(Data rows):
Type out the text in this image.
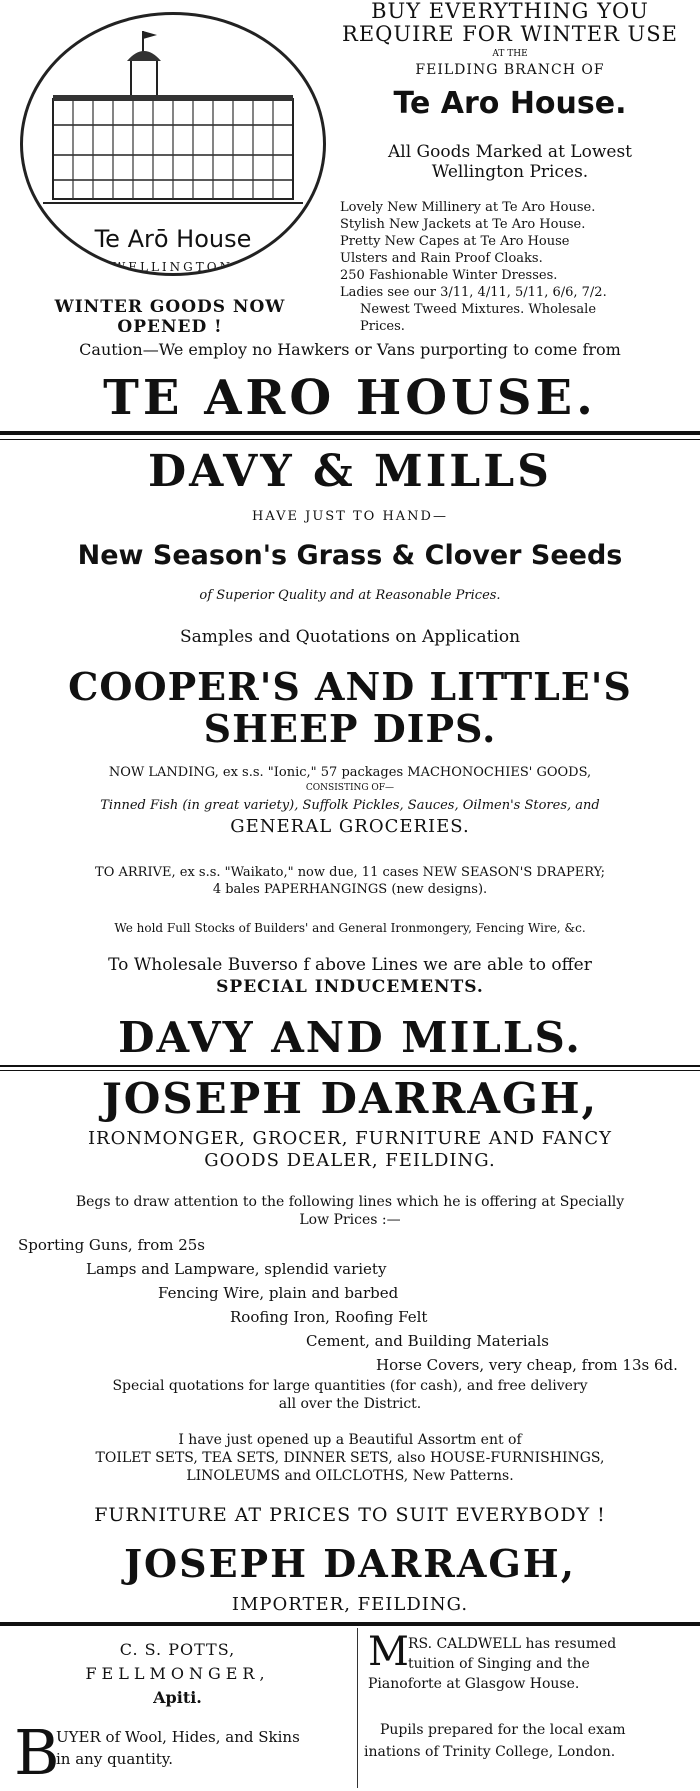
Te Arō House
WELLINGTON
BUY EVERYTHING YOU
REQUIRE FOR WINTER USE
AT THE
FEILDING BRANCH OF
Te Aro House.
All Goods Marked at Lowest
Wellington Prices.
Lovely New Millinery at Te Aro House.
Stylish New Jackets at Te Aro House.
Pretty New Capes at Te Aro House
Ulsters and Rain Proof Cloaks.
250 Fashionable Winter Dresses.
Ladies see our 3/11, 4/11, 5/11, 6/6, 7/2.
Newest Tweed Mixtures. Wholesale
Prices.
WINTER GOODS NOW
OPENED !
Caution—We employ no Hawkers or Vans purporting to come from
TE ARO HOUSE.
DAVY & MILLS
HAVE JUST TO HAND—
New Season's Grass & Clover Seeds
of Superior Quality and at Reasonable Prices.
Samples and Quotations on Application
COOPER'S AND LITTLE'S
SHEEP DIPS.
NOW LANDING, ex s.s. "Ionic," 57 packages MACHONOCHIES' GOODS,
CONSISTING OF—
Tinned Fish (in great variety), Suffolk Pickles, Sauces, Oilmen's Stores, and
GENERAL GROCERIES.
TO ARRIVE, ex s.s. "Waikato," now due, 11 cases NEW SEASON'S DRAPERY;
4 bales PAPERHANGINGS (new designs).
We hold Full Stocks of Builders' and General Ironmongery, Fencing Wire, &c.
To Wholesale Buverso f above Lines we are able to offer
SPECIAL INDUCEMENTS.
DAVY AND MILLS.
JOSEPH DARRAGH,
IRONMONGER, GROCER, FURNITURE AND FANCY
GOODS DEALER, FEILDING.
Begs to draw attention to the following lines which he is offering at Specially
Low Prices :—
Sporting Guns, from 25s
Lamps and Lampware, splendid variety
Fencing Wire, plain and barbed
Roofing Iron, Roofing Felt
Cement, and Building Materials
Horse Covers, very cheap, from 13s 6d.
Special quotations for large quantities (for cash), and free delivery
all over the District.
I have just opened up a Beautiful Assortm ent of
TOILET SETS, TEA SETS, DINNER SETS, also HOUSE-FURNISHINGS,
LINOLEUMS and OILCLOTHS, New Patterns.
FURNITURE AT PRICES TO SUIT EVERYBODY !
JOSEPH DARRAGH,
IMPORTER, FEILDING.
C. S. POTTS,
FELLMONGER,
Apiti.
B
UYER of Wool, Hides, and Skins
in any quantity.
M RS. CALDWELL has resumed
tuition of Singing and the
Pianoforte at Glasgow House.
Pupils prepared for the local exam
inations of Trinity College, London.
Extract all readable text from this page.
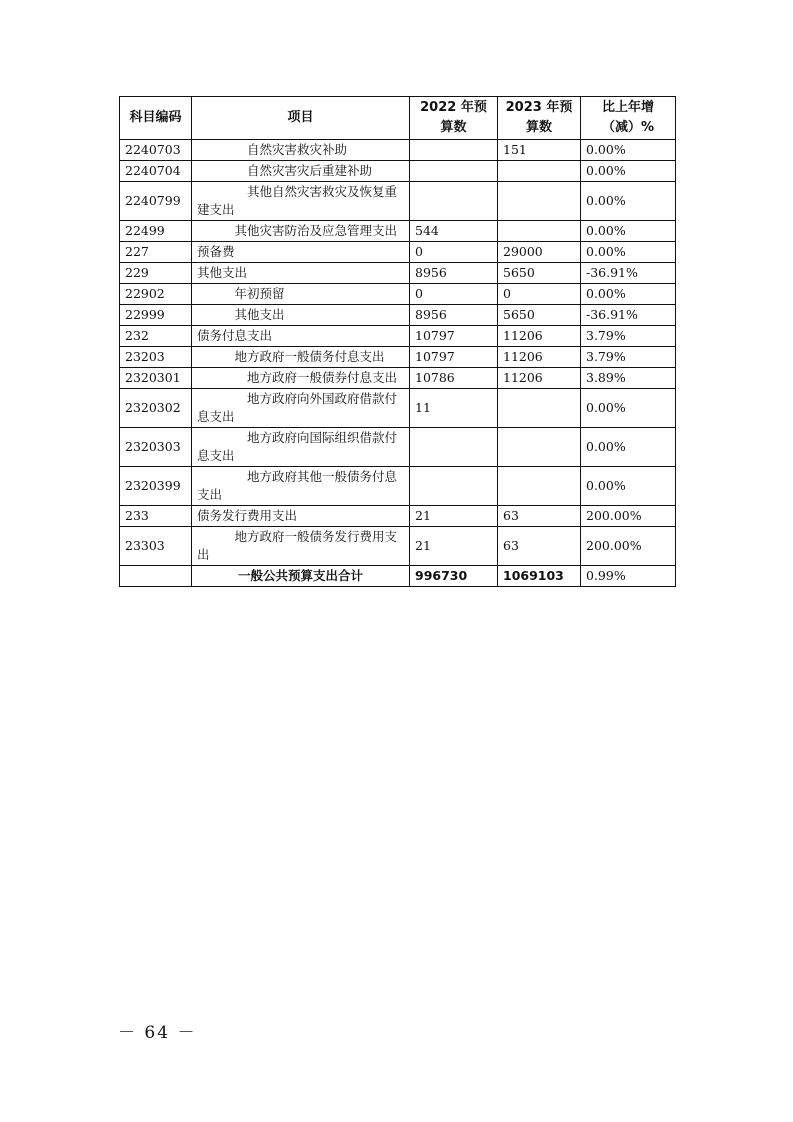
科目编码	项目	2022 年预算数	2023 年预算数	比上年增（减）%
2240703	自然灾害救灾补助		151	0.00%
2240704	自然灾害灾后重建补助			0.00%
2240799	其他自然灾害救灾及恢复重建支出			0.00%
22499	其他灾害防治及应急管理支出	544		0.00%
227	预备费	0	29000	0.00%
229	其他支出	8956	5650	-36.91%
22902	年初预留	0	0	0.00%
22999	其他支出	8956	5650	-36.91%
232	债务付息支出	10797	11206	3.79%
23203	地方政府一般债务付息支出	10797	11206	3.79%
2320301	地方政府一般债券付息支出	10786	11206	3.89%
2320302	地方政府向外国政府借款付息支出	11		0.00%
2320303	地方政府向国际组织借款付息支出			0.00%
2320399	地方政府其他一般债务付息支出			0.00%
233	债务发行费用支出	21	63	200.00%
23303	地方政府一般债务发行费用支出	21	63	200.00%
	一般公共预算支出合计	996730	1069103	0.99%
－ 64 －
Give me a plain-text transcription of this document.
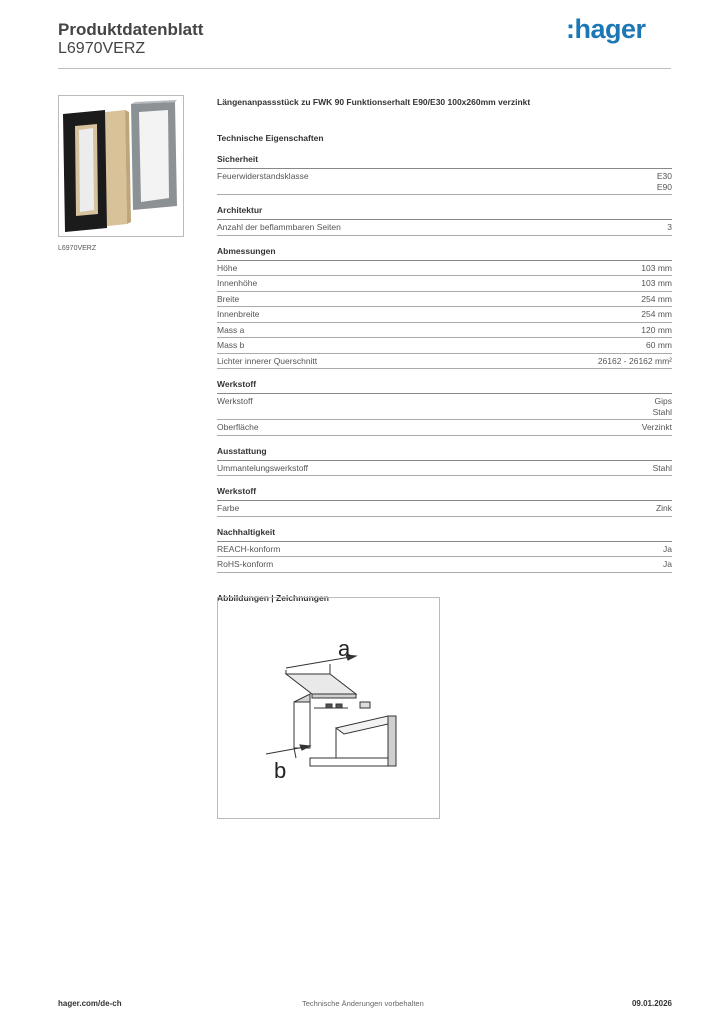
Produktdatenblatt
L6970VERZ
:hager
L6970VERZ
Längenanpassstück zu FWK 90 Funktionserhalt E90/E30 100x260mm verzinkt
Technische Eigenschaften
Sicherheit
Feuerwiderstandsklasse	E30
E90
Architektur
Anzahl der beflammbaren Seiten	3
Abmessungen
Höhe	103 mm
Innenhöhe	103 mm
Breite	254 mm
Innenbreite	254 mm
Mass a	120 mm
Mass b	60 mm
Lichter innerer Querschnitt	26162 - 26162 mm²
Werkstoff
Werkstoff	Gips
Stahl
Oberfläche	Verzinkt
Ausstattung
Ummantelungswerkstoff	Stahl
Werkstoff
Farbe	Zink
Nachhaltigkeit
REACH-konform	Ja
RoHS-konform	Ja
Abbildungen | Zeichnungen
a
b
hager.com/de-ch	Technische Änderungen vorbehalten	09.01.2026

(Stated task): Search the data above for the string "variety" and return every line that has it.

(Solved problem):
Tinned Fish (in great variety), Suffolk Pickles, Sauces, Oilmen's Stores, and
Lamps and Lampware, splendid variety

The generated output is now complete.